Only lines holding the word "JSON" should be copied from the material.

Data excerpts:
* begin *

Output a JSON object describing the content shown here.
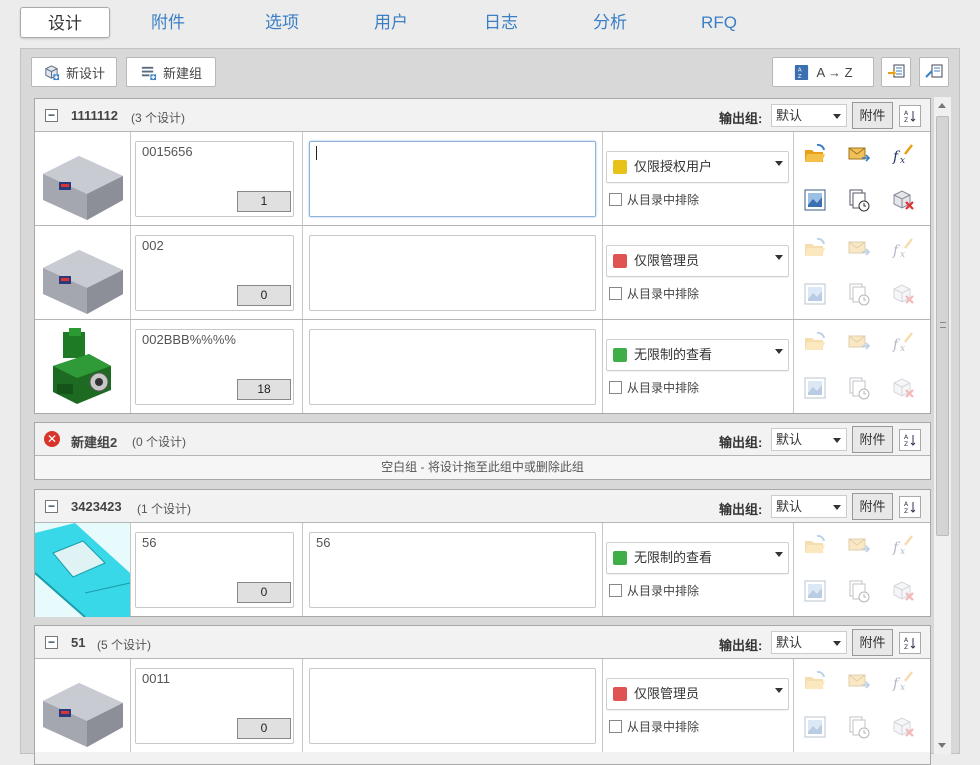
{
  "tabs": [
    {
      "label": "设计",
      "active": true
    },
    {
      "label": "附件",
      "active": false
    },
    {
      "label": "选项",
      "active": false
    },
    {
      "label": "用户",
      "active": false
    },
    {
      "label": "日志",
      "active": false
    },
    {
      "label": "分析",
      "active": false
    },
    {
      "label": "RFQ",
      "active": false
    }
  ],
  "toolbar": {
    "new_design": "新设计",
    "new_group": "新建组",
    "sort_label": "A → Z"
  },
  "common": {
    "output_group_label": "输出组:",
    "output_group_value": "默认",
    "attach_label": "附件",
    "exclude_label": "从目录中排除",
    "empty_group_text": "空白组 - 将设计拖至此组中或删除此组"
  },
  "groups": [
    {
      "name": "1111112",
      "count_label": "(3 个设计)",
      "rows": [
        {
          "name": "0015656",
          "count": "1",
          "description": "",
          "permission": "仅限授权用户",
          "perm_color": "#e8c21a",
          "actions_enabled": true,
          "thumb": "box"
        },
        {
          "name": "002",
          "count": "0",
          "description": "",
          "permission": "仅限管理员",
          "perm_color": "#e05353",
          "actions_enabled": false,
          "thumb": "box"
        },
        {
          "name": "002BBB%%%%",
          "count": "18",
          "description": "",
          "permission": "无限制的查看",
          "perm_color": "#3fae49",
          "actions_enabled": false,
          "thumb": "machine"
        }
      ]
    },
    {
      "name": "新建组2",
      "count_label": "(0 个设计)",
      "rows": []
    },
    {
      "name": "3423423",
      "count_label": "(1 个设计)",
      "rows": [
        {
          "name": "56",
          "count": "0",
          "description": "56",
          "permission": "无限制的查看",
          "perm_color": "#3fae49",
          "actions_enabled": false,
          "thumb": "cyan"
        }
      ]
    },
    {
      "name": "51",
      "count_label": "(5 个设计)",
      "rows": [
        {
          "name": "0011",
          "count": "0",
          "description": "",
          "permission": "仅限管理员",
          "perm_color": "#e05353",
          "actions_enabled": false,
          "thumb": "box"
        }
      ]
    }
  ],
  "colors": {
    "tab_link": "#3a7fc6",
    "delete_red": "#d9342b"
  }
}
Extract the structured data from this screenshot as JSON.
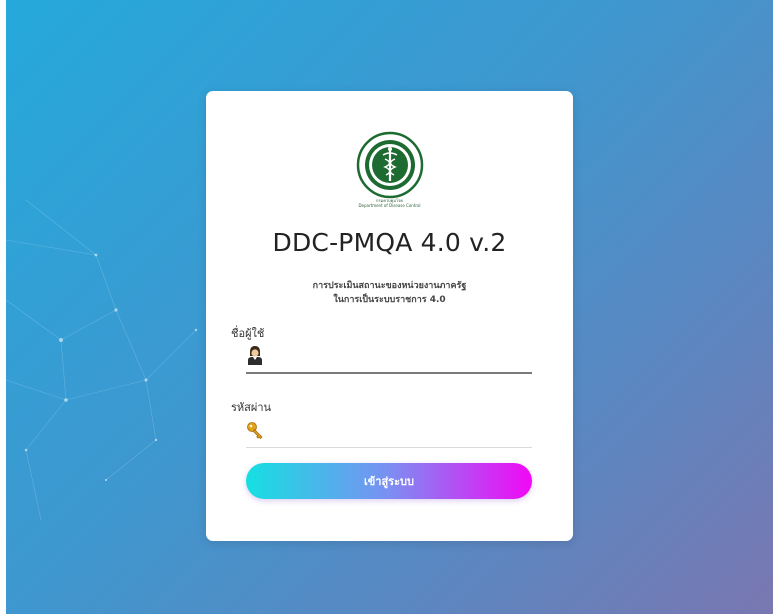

* end *

The solution =
Output a JSON object describing the content shown here.
Extract the structured data from this screenshot as JSON.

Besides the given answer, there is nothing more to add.